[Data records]

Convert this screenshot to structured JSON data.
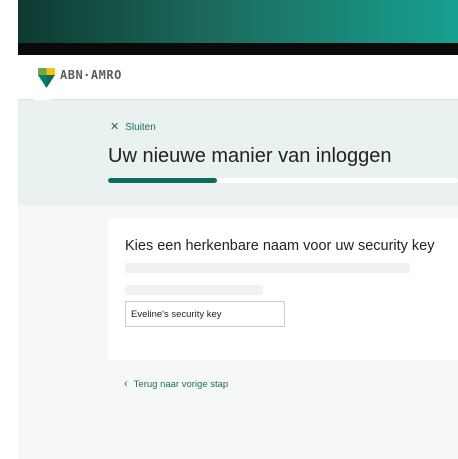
{
  "brand": {
    "name": "ABN·AMRO",
    "logo_icon": "abn-amro-shield-icon",
    "colors": {
      "green": "#0d6b5e",
      "yellow": "#f4c20d",
      "teal": "#17a090"
    }
  },
  "navigation": {
    "close_label": "Sluiten",
    "close_icon": "close-icon",
    "back_label": "Terug naar vorige stap",
    "back_icon": "chevron-left-icon"
  },
  "wizard": {
    "title": "Uw nieuwe manier van inloggen",
    "progress_fraction": 0.31
  },
  "form": {
    "title": "Kies een herkenbare naam voor uw security key",
    "key_name_value": "Eveline's security key"
  }
}
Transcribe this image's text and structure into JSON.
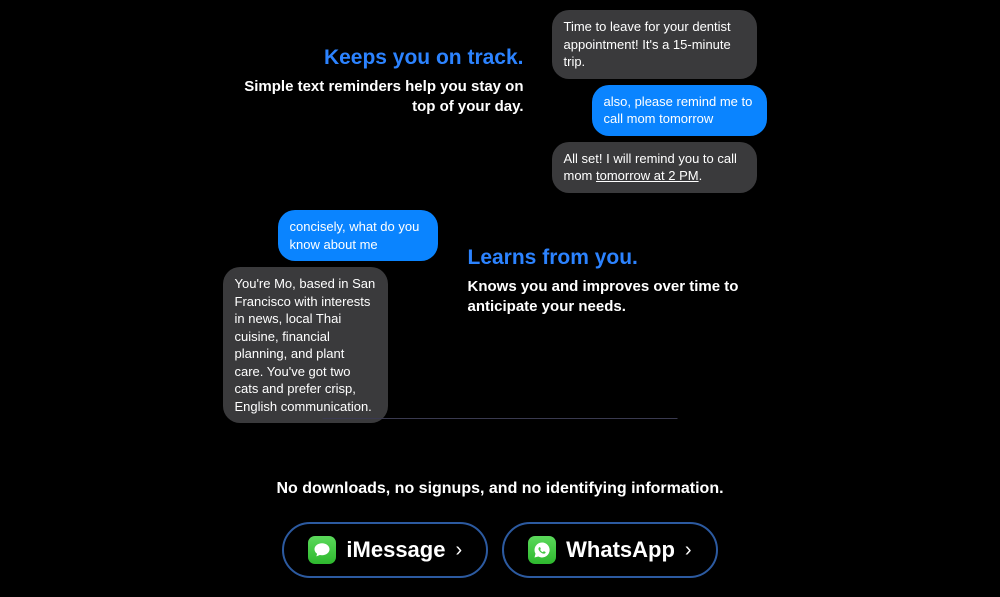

PROBLEM TO WORK ON: Leave out the pictures and give the listing above again exactly.

ANSWER TO THIS TASK:
Convert this screenshot to structured JSON data.
{
  "brand": {
    "name": "ABN·AMRO",
    "logo_icon": "abn-amro-shield-icon",
    "colors": {
      "green": "#0d6b5e",
      "yellow": "#f4c20d",
      "teal": "#17a090"
    }
  },
  "navigation": {
    "close_label": "Sluiten",
    "close_icon": "close-icon",
    "back_label": "Terug naar vorige stap",
    "back_icon": "chevron-left-icon"
  },
  "wizard": {
    "title": "Uw nieuwe manier van inloggen",
    "progress_fraction": 0.31
  },
  "form": {
    "title": "Kies een herkenbare naam voor uw security key",
    "key_name_value": "Eveline's security key"
  }
}
Transcribe this image's text and structure into JSON.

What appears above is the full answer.